▶ [EXERCISE PROMPT]:
Return every record below exactly as written, omitting any pictures.

======

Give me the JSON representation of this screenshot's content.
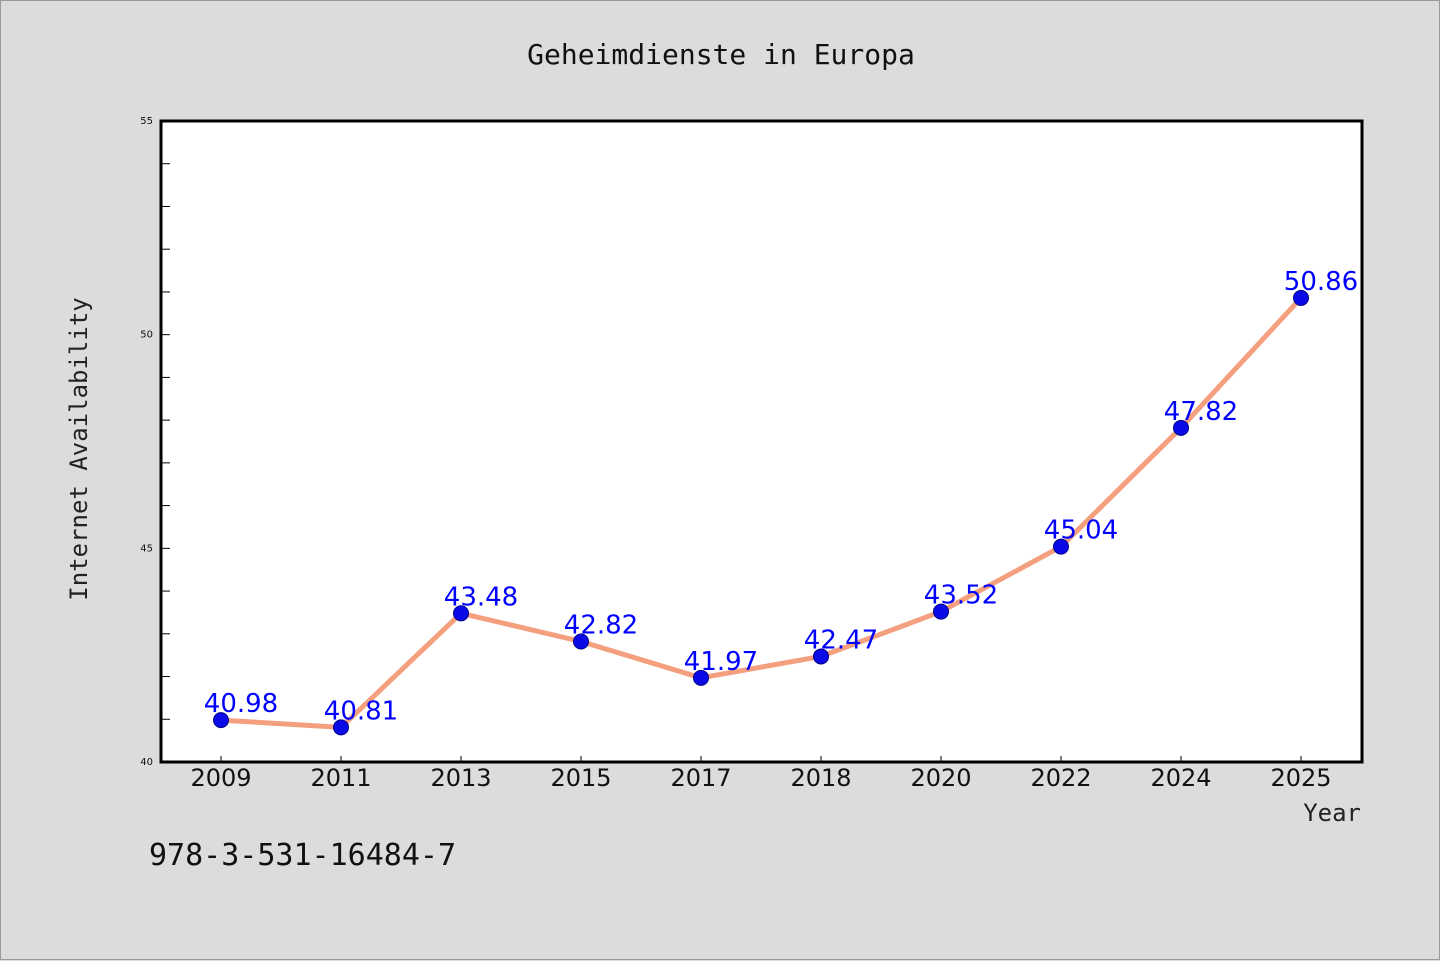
{
  "chart_data": {
    "type": "line",
    "title": "Geheimdienste in Europa",
    "xlabel": "Year",
    "ylabel": "Internet Availability",
    "categories": [
      "2009",
      "2011",
      "2013",
      "2015",
      "2017",
      "2018",
      "2020",
      "2022",
      "2024",
      "2025"
    ],
    "series": [
      {
        "values": [
          40.98,
          40.81,
          43.48,
          42.82,
          41.97,
          42.47,
          43.52,
          45.04,
          47.82,
          50.86
        ],
        "labels": [
          "40.98",
          "40.81",
          "43.48",
          "42.82",
          "41.97",
          "42.47",
          "43.52",
          "45.04",
          "47.82",
          "50.86"
        ]
      }
    ],
    "ylim": [
      40,
      55
    ],
    "yticks": [
      "40",
      "45",
      "50",
      "55"
    ],
    "grid": false,
    "legend": "none",
    "colors": {
      "line": "#f4a07e",
      "marker": "#0a0ae6",
      "data_label": "#0000ff",
      "plot_background": "#ffffff",
      "page_background": "#dcdcdc"
    }
  },
  "footer": {
    "isbn": "978-3-531-16484-7"
  }
}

======

▶ [SOLUTION FOR THIS TASK]:
Give me the JSON representation of this screenshot's content.
{
  "chart_data": {
    "type": "line",
    "title": "Geheimdienste in Europa",
    "xlabel": "Year",
    "ylabel": "Internet Availability",
    "categories": [
      "2009",
      "2011",
      "2013",
      "2015",
      "2017",
      "2018",
      "2020",
      "2022",
      "2024",
      "2025"
    ],
    "series": [
      {
        "values": [
          40.98,
          40.81,
          43.48,
          42.82,
          41.97,
          42.47,
          43.52,
          45.04,
          47.82,
          50.86
        ],
        "labels": [
          "40.98",
          "40.81",
          "43.48",
          "42.82",
          "41.97",
          "42.47",
          "43.52",
          "45.04",
          "47.82",
          "50.86"
        ]
      }
    ],
    "ylim": [
      40,
      55
    ],
    "yticks": [
      "40",
      "45",
      "50",
      "55"
    ],
    "grid": false,
    "legend": "none",
    "colors": {
      "line": "#f4a07e",
      "marker": "#0a0ae6",
      "data_label": "#0000ff",
      "plot_background": "#ffffff",
      "page_background": "#dcdcdc"
    }
  },
  "footer": {
    "isbn": "978-3-531-16484-7"
  }
}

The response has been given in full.